§ **WHAT TO WORK ON**: Reproduce every line of the items below word for word, leaving nothing out and changing nothing.

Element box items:
========
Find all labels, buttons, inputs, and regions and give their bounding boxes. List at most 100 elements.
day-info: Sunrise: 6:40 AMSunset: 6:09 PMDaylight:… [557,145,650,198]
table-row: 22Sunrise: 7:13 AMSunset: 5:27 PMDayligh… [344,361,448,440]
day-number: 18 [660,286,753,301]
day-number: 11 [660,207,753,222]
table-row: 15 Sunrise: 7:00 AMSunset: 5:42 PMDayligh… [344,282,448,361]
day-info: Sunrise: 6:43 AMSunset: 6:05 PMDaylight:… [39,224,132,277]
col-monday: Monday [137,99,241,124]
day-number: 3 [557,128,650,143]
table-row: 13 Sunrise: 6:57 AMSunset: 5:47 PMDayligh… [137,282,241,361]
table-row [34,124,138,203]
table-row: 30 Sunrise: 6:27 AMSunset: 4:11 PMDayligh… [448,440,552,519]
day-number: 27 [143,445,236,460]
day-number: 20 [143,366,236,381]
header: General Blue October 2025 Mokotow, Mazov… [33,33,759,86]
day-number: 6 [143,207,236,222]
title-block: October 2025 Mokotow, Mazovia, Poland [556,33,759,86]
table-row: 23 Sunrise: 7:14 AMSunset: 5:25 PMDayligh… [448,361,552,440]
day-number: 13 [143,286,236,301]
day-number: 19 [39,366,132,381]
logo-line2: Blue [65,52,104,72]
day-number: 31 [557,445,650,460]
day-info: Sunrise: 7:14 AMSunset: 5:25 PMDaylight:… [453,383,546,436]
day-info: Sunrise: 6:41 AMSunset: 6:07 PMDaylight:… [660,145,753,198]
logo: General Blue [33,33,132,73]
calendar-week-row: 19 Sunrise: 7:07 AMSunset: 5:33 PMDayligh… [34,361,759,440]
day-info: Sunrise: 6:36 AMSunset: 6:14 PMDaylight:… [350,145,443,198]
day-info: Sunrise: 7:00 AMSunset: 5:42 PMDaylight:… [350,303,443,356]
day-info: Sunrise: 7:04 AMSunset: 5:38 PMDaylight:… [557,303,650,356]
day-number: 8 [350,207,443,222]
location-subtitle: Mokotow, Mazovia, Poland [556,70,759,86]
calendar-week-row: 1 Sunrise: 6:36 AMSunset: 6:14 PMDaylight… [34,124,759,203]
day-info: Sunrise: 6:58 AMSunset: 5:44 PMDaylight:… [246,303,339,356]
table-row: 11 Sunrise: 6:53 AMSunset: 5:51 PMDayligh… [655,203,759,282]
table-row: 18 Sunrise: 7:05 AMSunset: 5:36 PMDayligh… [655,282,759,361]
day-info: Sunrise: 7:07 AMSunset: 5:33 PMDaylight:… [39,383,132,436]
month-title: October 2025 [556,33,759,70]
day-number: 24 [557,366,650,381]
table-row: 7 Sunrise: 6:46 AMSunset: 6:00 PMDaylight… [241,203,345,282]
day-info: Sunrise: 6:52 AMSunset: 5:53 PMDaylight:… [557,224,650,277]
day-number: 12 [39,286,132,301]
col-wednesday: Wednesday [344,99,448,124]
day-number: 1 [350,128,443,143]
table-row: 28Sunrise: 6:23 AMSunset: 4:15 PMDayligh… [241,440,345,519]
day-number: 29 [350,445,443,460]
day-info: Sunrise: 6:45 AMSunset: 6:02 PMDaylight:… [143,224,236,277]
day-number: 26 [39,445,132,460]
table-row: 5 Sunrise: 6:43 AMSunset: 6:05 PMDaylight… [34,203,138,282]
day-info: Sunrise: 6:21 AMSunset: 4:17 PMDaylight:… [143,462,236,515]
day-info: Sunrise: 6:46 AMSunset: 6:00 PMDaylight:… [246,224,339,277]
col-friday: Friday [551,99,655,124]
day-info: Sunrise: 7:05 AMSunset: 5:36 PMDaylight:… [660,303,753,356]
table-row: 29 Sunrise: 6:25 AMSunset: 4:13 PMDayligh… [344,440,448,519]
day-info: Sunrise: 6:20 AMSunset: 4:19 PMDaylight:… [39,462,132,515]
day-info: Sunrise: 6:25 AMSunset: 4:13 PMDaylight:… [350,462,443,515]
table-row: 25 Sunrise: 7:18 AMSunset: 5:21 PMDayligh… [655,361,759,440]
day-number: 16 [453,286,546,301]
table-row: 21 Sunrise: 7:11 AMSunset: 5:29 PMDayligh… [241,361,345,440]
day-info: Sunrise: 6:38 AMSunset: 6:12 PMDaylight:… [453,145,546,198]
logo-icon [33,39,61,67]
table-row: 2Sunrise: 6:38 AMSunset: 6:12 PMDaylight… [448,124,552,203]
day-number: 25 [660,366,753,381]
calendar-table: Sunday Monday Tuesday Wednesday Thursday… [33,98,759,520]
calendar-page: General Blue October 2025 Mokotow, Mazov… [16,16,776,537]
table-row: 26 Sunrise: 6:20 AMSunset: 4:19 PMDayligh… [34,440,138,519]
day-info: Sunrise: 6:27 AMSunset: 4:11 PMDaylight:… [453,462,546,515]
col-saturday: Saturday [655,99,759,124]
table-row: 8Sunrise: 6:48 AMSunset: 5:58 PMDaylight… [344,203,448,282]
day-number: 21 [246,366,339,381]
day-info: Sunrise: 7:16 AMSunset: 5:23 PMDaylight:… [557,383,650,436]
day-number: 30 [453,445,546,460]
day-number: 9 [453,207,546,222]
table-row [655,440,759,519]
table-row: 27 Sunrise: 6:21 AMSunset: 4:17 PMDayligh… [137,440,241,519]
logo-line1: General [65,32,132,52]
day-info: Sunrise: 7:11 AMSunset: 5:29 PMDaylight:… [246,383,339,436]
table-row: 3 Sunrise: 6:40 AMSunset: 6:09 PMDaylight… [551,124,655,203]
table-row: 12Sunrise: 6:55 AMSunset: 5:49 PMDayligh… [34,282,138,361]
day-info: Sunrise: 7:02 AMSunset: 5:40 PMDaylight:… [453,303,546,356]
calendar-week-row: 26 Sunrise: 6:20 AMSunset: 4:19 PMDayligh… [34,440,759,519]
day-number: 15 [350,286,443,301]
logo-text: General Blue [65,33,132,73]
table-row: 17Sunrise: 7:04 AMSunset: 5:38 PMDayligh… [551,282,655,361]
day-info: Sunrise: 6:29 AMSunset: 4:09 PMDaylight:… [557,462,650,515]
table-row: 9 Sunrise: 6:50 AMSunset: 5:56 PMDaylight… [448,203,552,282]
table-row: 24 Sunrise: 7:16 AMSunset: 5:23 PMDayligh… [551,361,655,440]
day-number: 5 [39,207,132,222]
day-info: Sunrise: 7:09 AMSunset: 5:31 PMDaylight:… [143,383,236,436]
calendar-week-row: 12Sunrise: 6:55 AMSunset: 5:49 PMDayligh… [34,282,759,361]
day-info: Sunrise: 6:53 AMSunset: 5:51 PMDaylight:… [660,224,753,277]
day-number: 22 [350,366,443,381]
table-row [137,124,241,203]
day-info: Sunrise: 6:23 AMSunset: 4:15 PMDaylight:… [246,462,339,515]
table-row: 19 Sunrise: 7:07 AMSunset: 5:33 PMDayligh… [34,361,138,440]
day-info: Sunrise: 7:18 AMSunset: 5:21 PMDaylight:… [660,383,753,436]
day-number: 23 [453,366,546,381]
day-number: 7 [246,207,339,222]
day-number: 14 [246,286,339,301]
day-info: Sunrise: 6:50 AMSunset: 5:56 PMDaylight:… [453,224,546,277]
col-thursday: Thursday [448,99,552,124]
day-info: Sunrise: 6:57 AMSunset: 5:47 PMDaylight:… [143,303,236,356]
========
§ **THE REPLY**:
Find all labels, buttons, inputs, and regions and give their bounding boxes. List at most 100 elements.
day-info: Sunrise: 6:40 AMSunset: 6:09 PMDaylight:… [557,145,650,198]
table-row: 22Sunrise: 7:13 AMSunset: 5:27 PMDayligh… [344,361,448,440]
day-number: 18 [660,286,753,301]
day-number: 11 [660,207,753,222]
table-row: 15 Sunrise: 7:00 AMSunset: 5:42 PMDayligh… [344,282,448,361]
day-info: Sunrise: 6:43 AMSunset: 6:05 PMDaylight:… [39,224,132,277]
col-monday: Monday [137,99,241,124]
day-number: 3 [557,128,650,143]
table-row: 13 Sunrise: 6:57 AMSunset: 5:47 PMDayligh… [137,282,241,361]
table-row [34,124,138,203]
table-row: 30 Sunrise: 6:27 AMSunset: 4:11 PMDayligh… [448,440,552,519]
day-number: 27 [143,445,236,460]
day-number: 20 [143,366,236,381]
header: General Blue October 2025 Mokotow, Mazov… [33,33,759,86]
day-number: 6 [143,207,236,222]
title-block: October 2025 Mokotow, Mazovia, Poland [556,33,759,86]
table-row: 23 Sunrise: 7:14 AMSunset: 5:25 PMDayligh… [448,361,552,440]
day-number: 13 [143,286,236,301]
day-number: 19 [39,366,132,381]
logo-line2: Blue [65,52,104,72]
day-number: 31 [557,445,650,460]
day-info: Sunrise: 7:14 AMSunset: 5:25 PMDaylight:… [453,383,546,436]
day-info: Sunrise: 6:41 AMSunset: 6:07 PMDaylight:… [660,145,753,198]
logo: General Blue [33,33,132,73]
calendar-week-row: 19 Sunrise: 7:07 AMSunset: 5:33 PMDayligh… [34,361,759,440]
day-info: Sunrise: 6:36 AMSunset: 6:14 PMDaylight:… [350,145,443,198]
day-info: Sunrise: 7:00 AMSunset: 5:42 PMDaylight:… [350,303,443,356]
day-info: Sunrise: 7:04 AMSunset: 5:38 PMDaylight:… [557,303,650,356]
day-number: 8 [350,207,443,222]
location-subtitle: Mokotow, Mazovia, Poland [556,70,759,86]
calendar-week-row: 1 Sunrise: 6:36 AMSunset: 6:14 PMDaylight… [34,124,759,203]
day-info: Sunrise: 6:58 AMSunset: 5:44 PMDaylight:… [246,303,339,356]
table-row: 11 Sunrise: 6:53 AMSunset: 5:51 PMDayligh… [655,203,759,282]
table-row: 18 Sunrise: 7:05 AMSunset: 5:36 PMDayligh… [655,282,759,361]
day-info: Sunrise: 7:07 AMSunset: 5:33 PMDaylight:… [39,383,132,436]
month-title: October 2025 [556,33,759,70]
day-number: 24 [557,366,650,381]
table-row: 7 Sunrise: 6:46 AMSunset: 6:00 PMDaylight… [241,203,345,282]
day-info: Sunrise: 6:52 AMSunset: 5:53 PMDaylight:… [557,224,650,277]
day-number: 12 [39,286,132,301]
col-wednesday: Wednesday [344,99,448,124]
day-number: 1 [350,128,443,143]
table-row: 28Sunrise: 6:23 AMSunset: 4:15 PMDayligh… [241,440,345,519]
day-number: 29 [350,445,443,460]
day-info: Sunrise: 6:45 AMSunset: 6:02 PMDaylight:… [143,224,236,277]
day-number: 26 [39,445,132,460]
table-row: 5 Sunrise: 6:43 AMSunset: 6:05 PMDaylight… [34,203,138,282]
day-info: Sunrise: 6:21 AMSunset: 4:17 PMDaylight:… [143,462,236,515]
day-info: Sunrise: 6:46 AMSunset: 6:00 PMDaylight:… [246,224,339,277]
col-friday: Friday [551,99,655,124]
day-info: Sunrise: 7:05 AMSunset: 5:36 PMDaylight:… [660,303,753,356]
table-row: 29 Sunrise: 6:25 AMSunset: 4:13 PMDayligh… [344,440,448,519]
day-info: Sunrise: 6:20 AMSunset: 4:19 PMDaylight:… [39,462,132,515]
day-info: Sunrise: 6:25 AMSunset: 4:13 PMDaylight:… [350,462,443,515]
table-row: 25 Sunrise: 7:18 AMSunset: 5:21 PMDayligh… [655,361,759,440]
day-number: 16 [453,286,546,301]
table-row: 21 Sunrise: 7:11 AMSunset: 5:29 PMDayligh… [241,361,345,440]
day-info: Sunrise: 6:38 AMSunset: 6:12 PMDaylight:… [453,145,546,198]
logo-icon [33,39,61,67]
table-row: 2Sunrise: 6:38 AMSunset: 6:12 PMDaylight… [448,124,552,203]
day-number: 25 [660,366,753,381]
calendar-table: Sunday Monday Tuesday Wednesday Thursday… [33,98,759,520]
calendar-page: General Blue October 2025 Mokotow, Mazov… [16,16,776,537]
table-row: 26 Sunrise: 6:20 AMSunset: 4:19 PMDayligh… [34,440,138,519]
day-info: Sunrise: 6:27 AMSunset: 4:11 PMDaylight:… [453,462,546,515]
col-saturday: Saturday [655,99,759,124]
table-row: 8Sunrise: 6:48 AMSunset: 5:58 PMDaylight… [344,203,448,282]
day-number: 21 [246,366,339,381]
day-info: Sunrise: 7:16 AMSunset: 5:23 PMDaylight:… [557,383,650,436]
day-number: 30 [453,445,546,460]
day-number: 9 [453,207,546,222]
table-row [655,440,759,519]
table-row: 27 Sunrise: 6:21 AMSunset: 4:17 PMDayligh… [137,440,241,519]
logo-line1: General [65,32,132,52]
day-info: Sunrise: 7:11 AMSunset: 5:29 PMDaylight:… [246,383,339,436]
table-row: 3 Sunrise: 6:40 AMSunset: 6:09 PMDaylight… [551,124,655,203]
table-row: 12Sunrise: 6:55 AMSunset: 5:49 PMDayligh… [34,282,138,361]
day-info: Sunrise: 7:02 AMSunset: 5:40 PMDaylight:… [453,303,546,356]
calendar-week-row: 26 Sunrise: 6:20 AMSunset: 4:19 PMDayligh… [34,440,759,519]
day-number: 15 [350,286,443,301]
logo-text: General Blue [65,33,132,73]
table-row: 17Sunrise: 7:04 AMSunset: 5:38 PMDayligh… [551,282,655,361]
day-info: Sunrise: 6:29 AMSunset: 4:09 PMDaylight:… [557,462,650,515]
table-row: 9 Sunrise: 6:50 AMSunset: 5:56 PMDaylight… [448,203,552,282]
table-row: 24 Sunrise: 7:16 AMSunset: 5:23 PMDayligh… [551,361,655,440]
day-number: 5 [39,207,132,222]
day-info: Sunrise: 7:09 AMSunset: 5:31 PMDaylight:… [143,383,236,436]
calendar-week-row: 12Sunrise: 6:55 AMSunset: 5:49 PMDayligh… [34,282,759,361]
day-info: Sunrise: 6:53 AMSunset: 5:51 PMDaylight:… [660,224,753,277]
day-number: 22 [350,366,443,381]
table-row [137,124,241,203]
day-info: Sunrise: 6:23 AMSunset: 4:15 PMDaylight:… [246,462,339,515]
table-row: 19 Sunrise: 7:07 AMSunset: 5:33 PMDayligh… [34,361,138,440]
day-info: Sunrise: 7:18 AMSunset: 5:21 PMDaylight:… [660,383,753,436]
day-number: 23 [453,366,546,381]
day-number: 7 [246,207,339,222]
day-number: 14 [246,286,339,301]
day-info: Sunrise: 6:50 AMSunset: 5:56 PMDaylight:… [453,224,546,277]
col-thursday: Thursday [448,99,552,124]
day-info: Sunrise: 6:57 AMSunset: 5:47 PMDaylight:… [143,303,236,356]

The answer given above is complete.